#### [PROVIDED RECORDS]
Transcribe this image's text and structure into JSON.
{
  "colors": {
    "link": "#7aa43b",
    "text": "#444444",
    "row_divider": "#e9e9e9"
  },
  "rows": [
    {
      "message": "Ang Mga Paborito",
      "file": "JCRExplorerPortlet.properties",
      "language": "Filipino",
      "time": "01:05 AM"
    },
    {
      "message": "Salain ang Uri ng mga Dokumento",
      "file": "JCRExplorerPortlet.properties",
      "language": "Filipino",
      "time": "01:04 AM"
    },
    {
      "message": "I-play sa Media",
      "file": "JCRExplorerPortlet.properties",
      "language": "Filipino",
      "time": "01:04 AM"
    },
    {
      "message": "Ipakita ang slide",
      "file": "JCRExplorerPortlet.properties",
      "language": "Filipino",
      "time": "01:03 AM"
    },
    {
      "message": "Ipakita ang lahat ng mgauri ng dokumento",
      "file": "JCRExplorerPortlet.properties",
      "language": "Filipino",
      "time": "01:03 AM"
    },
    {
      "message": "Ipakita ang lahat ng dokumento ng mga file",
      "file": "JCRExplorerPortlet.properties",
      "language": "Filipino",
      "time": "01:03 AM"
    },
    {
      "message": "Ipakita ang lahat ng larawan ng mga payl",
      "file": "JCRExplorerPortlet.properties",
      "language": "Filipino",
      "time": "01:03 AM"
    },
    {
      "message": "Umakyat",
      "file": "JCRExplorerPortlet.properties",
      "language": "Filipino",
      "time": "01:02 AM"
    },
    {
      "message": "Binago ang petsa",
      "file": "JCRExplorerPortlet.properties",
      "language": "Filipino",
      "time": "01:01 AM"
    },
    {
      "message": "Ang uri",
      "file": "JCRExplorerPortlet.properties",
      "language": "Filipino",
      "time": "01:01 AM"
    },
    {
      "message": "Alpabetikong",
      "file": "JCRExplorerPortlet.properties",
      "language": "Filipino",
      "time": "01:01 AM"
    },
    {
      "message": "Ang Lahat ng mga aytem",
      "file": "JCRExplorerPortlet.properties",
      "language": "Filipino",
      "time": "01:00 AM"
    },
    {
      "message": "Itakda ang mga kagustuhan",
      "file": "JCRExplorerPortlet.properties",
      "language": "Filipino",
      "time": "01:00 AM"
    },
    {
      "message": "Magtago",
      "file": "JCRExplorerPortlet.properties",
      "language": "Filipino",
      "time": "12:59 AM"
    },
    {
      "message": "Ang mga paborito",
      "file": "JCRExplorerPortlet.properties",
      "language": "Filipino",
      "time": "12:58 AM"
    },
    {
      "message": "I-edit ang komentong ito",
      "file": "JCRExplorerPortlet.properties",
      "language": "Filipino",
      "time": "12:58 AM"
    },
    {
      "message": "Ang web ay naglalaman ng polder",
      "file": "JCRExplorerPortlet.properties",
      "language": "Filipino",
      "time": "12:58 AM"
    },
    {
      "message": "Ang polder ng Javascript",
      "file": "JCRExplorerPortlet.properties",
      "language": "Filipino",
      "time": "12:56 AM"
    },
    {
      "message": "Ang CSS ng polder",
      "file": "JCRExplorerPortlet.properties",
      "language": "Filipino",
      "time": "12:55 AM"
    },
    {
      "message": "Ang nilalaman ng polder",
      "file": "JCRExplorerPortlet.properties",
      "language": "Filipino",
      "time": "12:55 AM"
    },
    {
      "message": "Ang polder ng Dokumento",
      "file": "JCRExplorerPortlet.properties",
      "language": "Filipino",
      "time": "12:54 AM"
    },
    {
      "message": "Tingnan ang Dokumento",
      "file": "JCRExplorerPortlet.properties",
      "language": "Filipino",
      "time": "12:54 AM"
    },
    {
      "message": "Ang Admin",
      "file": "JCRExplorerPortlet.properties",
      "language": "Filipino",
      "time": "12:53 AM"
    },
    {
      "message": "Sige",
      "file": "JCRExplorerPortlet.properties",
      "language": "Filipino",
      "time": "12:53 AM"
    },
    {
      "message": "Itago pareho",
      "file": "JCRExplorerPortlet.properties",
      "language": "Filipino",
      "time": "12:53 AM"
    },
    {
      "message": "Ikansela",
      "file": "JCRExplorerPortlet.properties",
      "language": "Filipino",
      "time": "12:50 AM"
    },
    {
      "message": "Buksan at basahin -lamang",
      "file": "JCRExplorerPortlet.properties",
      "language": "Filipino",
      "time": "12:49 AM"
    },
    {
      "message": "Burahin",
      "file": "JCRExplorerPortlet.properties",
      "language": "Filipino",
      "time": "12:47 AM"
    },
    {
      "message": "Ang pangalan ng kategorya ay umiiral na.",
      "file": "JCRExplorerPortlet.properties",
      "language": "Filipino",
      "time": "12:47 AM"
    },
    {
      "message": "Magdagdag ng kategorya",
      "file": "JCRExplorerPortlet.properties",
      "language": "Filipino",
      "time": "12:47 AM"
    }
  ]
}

* * *

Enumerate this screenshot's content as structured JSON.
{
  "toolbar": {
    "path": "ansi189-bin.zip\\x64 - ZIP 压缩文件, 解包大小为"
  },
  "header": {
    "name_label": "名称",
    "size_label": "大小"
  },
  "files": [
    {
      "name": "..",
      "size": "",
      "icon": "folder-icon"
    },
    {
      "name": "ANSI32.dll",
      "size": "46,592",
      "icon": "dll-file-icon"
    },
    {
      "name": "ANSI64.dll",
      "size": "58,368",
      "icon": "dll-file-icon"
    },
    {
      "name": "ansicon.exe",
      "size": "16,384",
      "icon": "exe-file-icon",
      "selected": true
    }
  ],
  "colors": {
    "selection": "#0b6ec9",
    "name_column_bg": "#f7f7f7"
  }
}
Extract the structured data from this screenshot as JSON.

#### [SHORT EXERCISE]
Write out only the lines that run from the line containing "Enumerate this screenshot's" through the line containing "Extract the structured", both included, exactly as they appear above.

#### [RESPONSE]
Enumerate this screenshot's content as structured JSON.
{
  "toolbar": {
    "path": "ansi189-bin.zip\\x64 - ZIP 压缩文件, 解包大小为"
  },
  "header": {
    "name_label": "名称",
    "size_label": "大小"
  },
  "files": [
    {
      "name": "..",
      "size": "",
      "icon": "folder-icon"
    },
    {
      "name": "ANSI32.dll",
      "size": "46,592",
      "icon": "dll-file-icon"
    },
    {
      "name": "ANSI64.dll",
      "size": "58,368",
      "icon": "dll-file-icon"
    },
    {
      "name": "ansicon.exe",
      "size": "16,384",
      "icon": "exe-file-icon",
      "selected": true
    }
  ],
  "colors": {
    "selection": "#0b6ec9",
    "name_column_bg": "#f7f7f7"
  }
}
Extract the structured data from this screenshot as JSON.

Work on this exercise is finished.